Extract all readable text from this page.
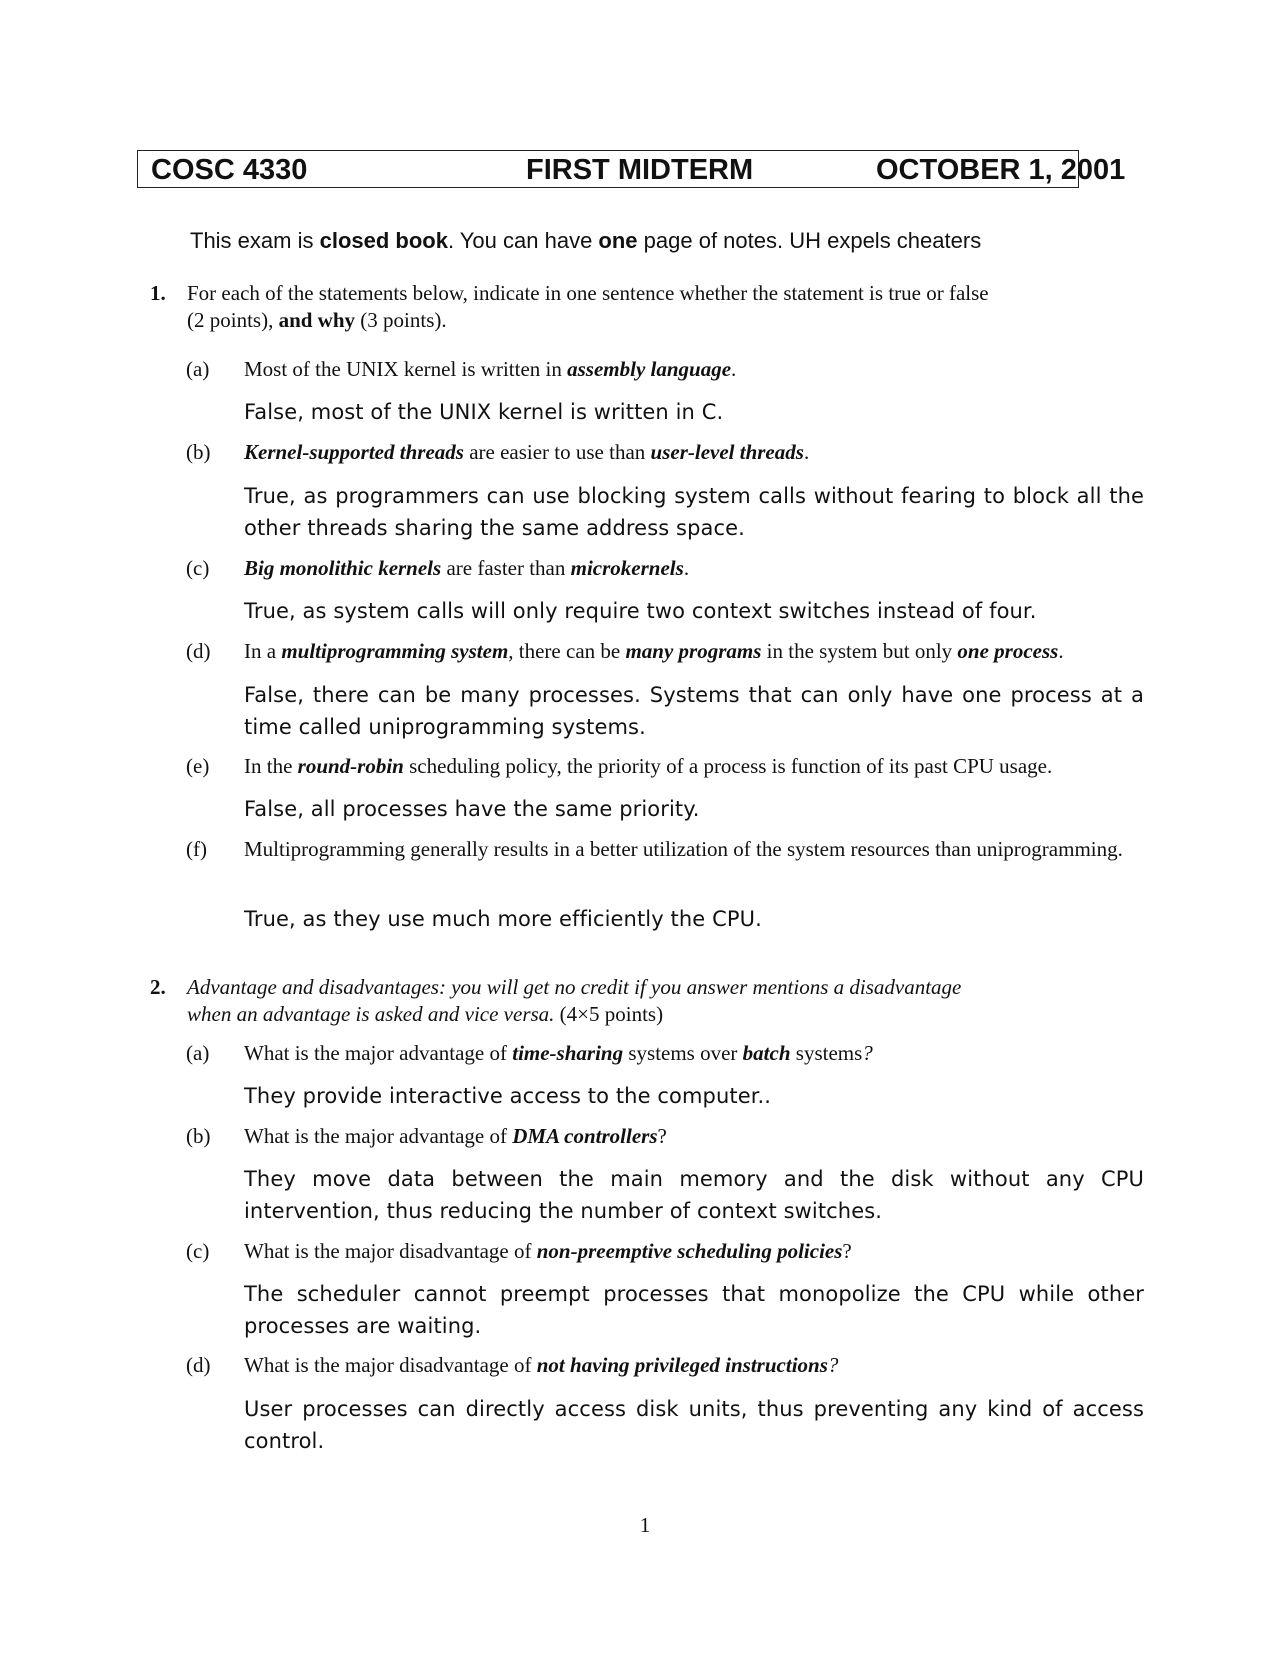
COSC 4330	FIRST MIDTERM	OCTOBER 1, 2001
This exam is closed book. You can have one page of notes. UH expels cheaters
1. For each of the statements below, indicate in one sentence whether the statement is true or false
(2 points), and why (3 points).
(a) Most of the UNIX kernel is written in assembly language.
False, most of the UNIX kernel is written in C.
(b) Kernel-supported threads are easier to use than user-level threads.
True, as programmers can use blocking system calls without fearing to block all the other threads sharing the same address space.
(c) Big monolithic kernels are faster than microkernels.
True, as system calls will only require two context switches instead of four.
(d) In a multiprogramming system, there can be many programs in the system but only one process.
False, there can be many processes. Systems that can only have one process at a time called uniprogramming systems.
(e) In the round-robin scheduling policy, the priority of a process is function of its past CPU usage.
False, all processes have the same priority.
(f) Multiprogramming generally results in a better utilization of the system resources than uniprogramming.
True, as they use much more efficiently the CPU.
2. Advantage and disadvantages: you will get no credit if you answer mentions a disadvantage
when an advantage is asked and vice versa. (4×5 points)
(a) What is the major advantage of time-sharing systems over batch systems?
They provide interactive access to the computer..
(b) What is the major advantage of DMA controllers?
They move data between the main memory and the disk without any CPU intervention, thus reducing the number of context switches.
(c) What is the major disadvantage of non-preemptive scheduling policies?
The scheduler cannot preempt processes that monopolize the CPU while other processes are waiting.
(d) What is the major disadvantage of not having privileged instructions?
User processes can directly access disk units, thus preventing any kind of access control.
1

# Task brief:
Your copy should match the entries exactly, minus the pictures.

# The completed task:
Extract all readable text from this page.
COSC 4330	FIRST MIDTERM	OCTOBER 1, 2001
This exam is closed book. You can have one page of notes. UH expels cheaters
1. For each of the statements below, indicate in one sentence whether the statement is true or false
(2 points), and why (3 points).
(a) Most of the UNIX kernel is written in assembly language.
False, most of the UNIX kernel is written in C.
(b) Kernel-supported threads are easier to use than user-level threads.
True, as programmers can use blocking system calls without fearing to block all the other threads sharing the same address space.
(c) Big monolithic kernels are faster than microkernels.
True, as system calls will only require two context switches instead of four.
(d) In a multiprogramming system, there can be many programs in the system but only one process.
False, there can be many processes. Systems that can only have one process at a time called uniprogramming systems.
(e) In the round-robin scheduling policy, the priority of a process is function of its past CPU usage.
False, all processes have the same priority.
(f) Multiprogramming generally results in a better utilization of the system resources than uniprogramming.
True, as they use much more efficiently the CPU.
2. Advantage and disadvantages: you will get no credit if you answer mentions a disadvantage
when an advantage is asked and vice versa. (4×5 points)
(a) What is the major advantage of time-sharing systems over batch systems?
They provide interactive access to the computer..
(b) What is the major advantage of DMA controllers?
They move data between the main memory and the disk without any CPU intervention, thus reducing the number of context switches.
(c) What is the major disadvantage of non-preemptive scheduling policies?
The scheduler cannot preempt processes that monopolize the CPU while other processes are waiting.
(d) What is the major disadvantage of not having privileged instructions?
User processes can directly access disk units, thus preventing any kind of access control.
1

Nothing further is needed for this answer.